# Written exercise
Retype the records below word for word and omit any image.

-- BEGIN Given data --

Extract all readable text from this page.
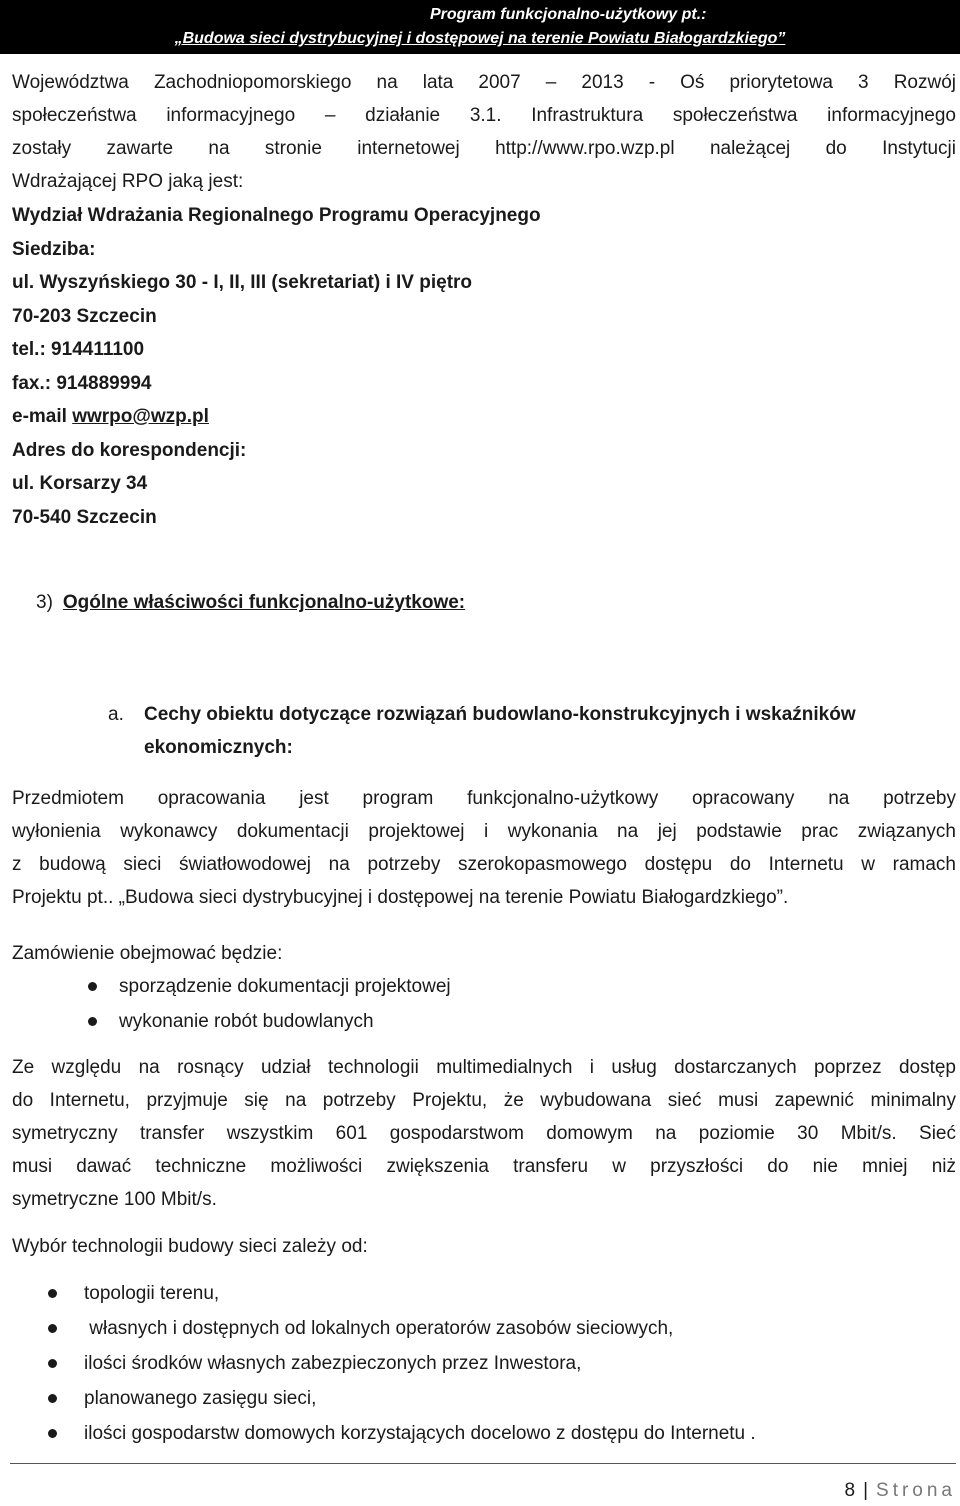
Program funkcjonalno-użytkowy pt.:
„Budowa sieci dystrybucyjnej i dostępowej na terenie Powiatu Białogardzkiego”
Województwa Zachodniopomorskiego na lata 2007 – 2013 - Oś priorytetowa 3 Rozwój
społeczeństwa informacyjnego – działanie 3.1. Infrastruktura społeczeństwa informacyjnego
zostały zawarte na stronie internetowej http://www.rpo.wzp.pl należącej do Instytucji
Wdrażającej RPO jaką jest:
Wydział Wdrażania Regionalnego Programu Operacyjnego
Siedziba:
ul. Wyszyńskiego 30 - I, II, III (sekretariat) i IV piętro
70-203 Szczecin
tel.: 914411100
fax.: 914889994
e-mail wwrpo@wzp.pl
Adres do korespondencji:
ul. Korsarzy 34
70-540 Szczecin
3) Ogólne właściwości funkcjonalno-użytkowe:
a. Cechy obiektu dotyczące rozwiązań budowlano-konstrukcyjnych i wskaźników
ekonomicznych:
Przedmiotem opracowania jest program funkcjonalno-użytkowy opracowany na potrzeby
wyłonienia wykonawcy dokumentacji projektowej i wykonania na jej podstawie prac związanych
z budową sieci światłowodowej na potrzeby szerokopasmowego dostępu do Internetu w ramach
Projektu pt.. „Budowa sieci dystrybucyjnej i dostępowej na terenie Powiatu Białogardzkiego”.
Zamówienie obejmować będzie:
sporządzenie dokumentacji projektowej
wykonanie robót budowlanych
Ze względu na rosnący udział technologii multimedialnych i usług dostarczanych poprzez dostęp
do Internetu, przyjmuje się na potrzeby Projektu, że wybudowana sieć musi zapewnić minimalny
symetryczny transfer wszystkim 601 gospodarstwom domowym na poziomie 30 Mbit/s. Sieć
musi dawać techniczne możliwości zwiększenia transferu w przyszłości do nie mniej niż
symetryczne 100 Mbit/s.
Wybór technologii budowy sieci zależy od:
topologii terenu,
własnych i dostępnych od lokalnych operatorów zasobów sieciowych,
ilości środków własnych zabezpieczonych przez Inwestora,
planowanego zasięgu sieci,
ilości gospodarstw domowych korzystających docelowo z dostępu do Internetu .
8 | Strona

-- END Given data --

# Final answer
Extract all readable text from this page.
Program funkcjonalno-użytkowy pt.:
„Budowa sieci dystrybucyjnej i dostępowej na terenie Powiatu Białogardzkiego”
Województwa Zachodniopomorskiego na lata 2007 – 2013 - Oś priorytetowa 3 Rozwój
społeczeństwa informacyjnego – działanie 3.1. Infrastruktura społeczeństwa informacyjnego
zostały zawarte na stronie internetowej http://www.rpo.wzp.pl należącej do Instytucji
Wdrażającej RPO jaką jest:
Wydział Wdrażania Regionalnego Programu Operacyjnego
Siedziba:
ul. Wyszyńskiego 30 - I, II, III (sekretariat) i IV piętro
70-203 Szczecin
tel.: 914411100
fax.: 914889994
e-mail wwrpo@wzp.pl
Adres do korespondencji:
ul. Korsarzy 34
70-540 Szczecin
3) Ogólne właściwości funkcjonalno-użytkowe:
a. Cechy obiektu dotyczące rozwiązań budowlano-konstrukcyjnych i wskaźników
ekonomicznych:
Przedmiotem opracowania jest program funkcjonalno-użytkowy opracowany na potrzeby
wyłonienia wykonawcy dokumentacji projektowej i wykonania na jej podstawie prac związanych
z budową sieci światłowodowej na potrzeby szerokopasmowego dostępu do Internetu w ramach
Projektu pt.. „Budowa sieci dystrybucyjnej i dostępowej na terenie Powiatu Białogardzkiego”.
Zamówienie obejmować będzie:
sporządzenie dokumentacji projektowej
wykonanie robót budowlanych
Ze względu na rosnący udział technologii multimedialnych i usług dostarczanych poprzez dostęp
do Internetu, przyjmuje się na potrzeby Projektu, że wybudowana sieć musi zapewnić minimalny
symetryczny transfer wszystkim 601 gospodarstwom domowym na poziomie 30 Mbit/s. Sieć
musi dawać techniczne możliwości zwiększenia transferu w przyszłości do nie mniej niż
symetryczne 100 Mbit/s.
Wybór technologii budowy sieci zależy od:
topologii terenu,
własnych i dostępnych od lokalnych operatorów zasobów sieciowych,
ilości środków własnych zabezpieczonych przez Inwestora,
planowanego zasięgu sieci,
ilości gospodarstw domowych korzystających docelowo z dostępu do Internetu .
8 | Strona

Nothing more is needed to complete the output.